#### Your task:
Will you give the material below again, every line exactly as it is?

##### Exercise material

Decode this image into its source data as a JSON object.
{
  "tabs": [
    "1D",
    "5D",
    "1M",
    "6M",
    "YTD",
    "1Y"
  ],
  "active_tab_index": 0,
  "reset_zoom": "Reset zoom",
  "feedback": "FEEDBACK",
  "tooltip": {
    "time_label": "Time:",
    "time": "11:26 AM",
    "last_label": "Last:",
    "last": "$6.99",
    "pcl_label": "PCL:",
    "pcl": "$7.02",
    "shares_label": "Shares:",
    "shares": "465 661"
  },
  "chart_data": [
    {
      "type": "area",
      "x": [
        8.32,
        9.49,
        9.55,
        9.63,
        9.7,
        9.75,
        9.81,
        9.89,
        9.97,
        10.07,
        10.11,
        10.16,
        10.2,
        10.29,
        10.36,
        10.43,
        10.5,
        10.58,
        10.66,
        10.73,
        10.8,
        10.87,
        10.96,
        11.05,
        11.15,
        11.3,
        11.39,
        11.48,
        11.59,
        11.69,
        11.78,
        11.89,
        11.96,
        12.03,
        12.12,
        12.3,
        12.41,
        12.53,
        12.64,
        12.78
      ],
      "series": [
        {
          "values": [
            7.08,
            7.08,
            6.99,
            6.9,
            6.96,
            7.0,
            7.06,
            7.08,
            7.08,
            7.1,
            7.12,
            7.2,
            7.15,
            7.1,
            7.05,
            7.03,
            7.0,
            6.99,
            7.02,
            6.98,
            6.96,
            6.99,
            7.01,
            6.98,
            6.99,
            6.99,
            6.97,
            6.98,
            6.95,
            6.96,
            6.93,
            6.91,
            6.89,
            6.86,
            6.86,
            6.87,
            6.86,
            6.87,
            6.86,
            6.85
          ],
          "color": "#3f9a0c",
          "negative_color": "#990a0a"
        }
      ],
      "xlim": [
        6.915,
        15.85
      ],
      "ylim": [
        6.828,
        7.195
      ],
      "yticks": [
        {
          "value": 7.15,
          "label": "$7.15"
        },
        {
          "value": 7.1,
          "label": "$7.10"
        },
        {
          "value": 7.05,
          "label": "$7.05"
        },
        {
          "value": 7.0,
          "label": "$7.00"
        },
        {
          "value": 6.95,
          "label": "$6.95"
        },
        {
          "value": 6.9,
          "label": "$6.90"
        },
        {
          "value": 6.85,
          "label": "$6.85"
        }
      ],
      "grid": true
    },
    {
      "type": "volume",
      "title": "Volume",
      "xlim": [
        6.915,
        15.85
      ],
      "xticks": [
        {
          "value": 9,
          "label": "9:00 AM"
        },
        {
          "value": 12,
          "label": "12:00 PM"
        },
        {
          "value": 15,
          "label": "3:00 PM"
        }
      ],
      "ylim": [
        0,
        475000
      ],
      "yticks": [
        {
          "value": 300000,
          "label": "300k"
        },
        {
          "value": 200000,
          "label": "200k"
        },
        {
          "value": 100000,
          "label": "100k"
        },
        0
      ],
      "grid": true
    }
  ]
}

##########

#### Expected output:
Decode this image into its source data as a JSON object.
{
  "tabs": [
    "1D",
    "5D",
    "1M",
    "6M",
    "YTD",
    "1Y"
  ],
  "active_tab_index": 0,
  "reset_zoom": "Reset zoom",
  "feedback": "FEEDBACK",
  "tooltip": {
    "time_label": "Time:",
    "time": "11:26 AM",
    "last_label": "Last:",
    "last": "$6.99",
    "pcl_label": "PCL:",
    "pcl": "$7.02",
    "shares_label": "Shares:",
    "shares": "465 661"
  },
  "chart_data": [
    {
      "type": "area",
      "x": [
        8.32,
        9.49,
        9.55,
        9.63,
        9.7,
        9.75,
        9.81,
        9.89,
        9.97,
        10.07,
        10.11,
        10.16,
        10.2,
        10.29,
        10.36,
        10.43,
        10.5,
        10.58,
        10.66,
        10.73,
        10.8,
        10.87,
        10.96,
        11.05,
        11.15,
        11.3,
        11.39,
        11.48,
        11.59,
        11.69,
        11.78,
        11.89,
        11.96,
        12.03,
        12.12,
        12.3,
        12.41,
        12.53,
        12.64,
        12.78
      ],
      "series": [
        {
          "values": [
            7.08,
            7.08,
            6.99,
            6.9,
            6.96,
            7.0,
            7.06,
            7.08,
            7.08,
            7.1,
            7.12,
            7.2,
            7.15,
            7.1,
            7.05,
            7.03,
            7.0,
            6.99,
            7.02,
            6.98,
            6.96,
            6.99,
            7.01,
            6.98,
            6.99,
            6.99,
            6.97,
            6.98,
            6.95,
            6.96,
            6.93,
            6.91,
            6.89,
            6.86,
            6.86,
            6.87,
            6.86,
            6.87,
            6.86,
            6.85
          ],
          "color": "#3f9a0c",
          "negative_color": "#990a0a"
        }
      ],
      "xlim": [
        6.915,
        15.85
      ],
      "ylim": [
        6.828,
        7.195
      ],
      "yticks": [
        {
          "value": 7.15,
          "label": "$7.15"
        },
        {
          "value": 7.1,
          "label": "$7.10"
        },
        {
          "value": 7.05,
          "label": "$7.05"
        },
        {
          "value": 7.0,
          "label": "$7.00"
        },
        {
          "value": 6.95,
          "label": "$6.95"
        },
        {
          "value": 6.9,
          "label": "$6.90"
        },
        {
          "value": 6.85,
          "label": "$6.85"
        }
      ],
      "grid": true
    },
    {
      "type": "volume",
      "title": "Volume",
      "xlim": [
        6.915,
        15.85
      ],
      "xticks": [
        {
          "value": 9,
          "label": "9:00 AM"
        },
        {
          "value": 12,
          "label": "12:00 PM"
        },
        {
          "value": 15,
          "label": "3:00 PM"
        }
      ],
      "ylim": [
        0,
        475000
      ],
      "yticks": [
        {
          "value": 300000,
          "label": "300k"
        },
        {
          "value": 200000,
          "label": "200k"
        },
        {
          "value": 100000,
          "label": "100k"
        },
        0
      ],
      "grid": true
    }
  ]
}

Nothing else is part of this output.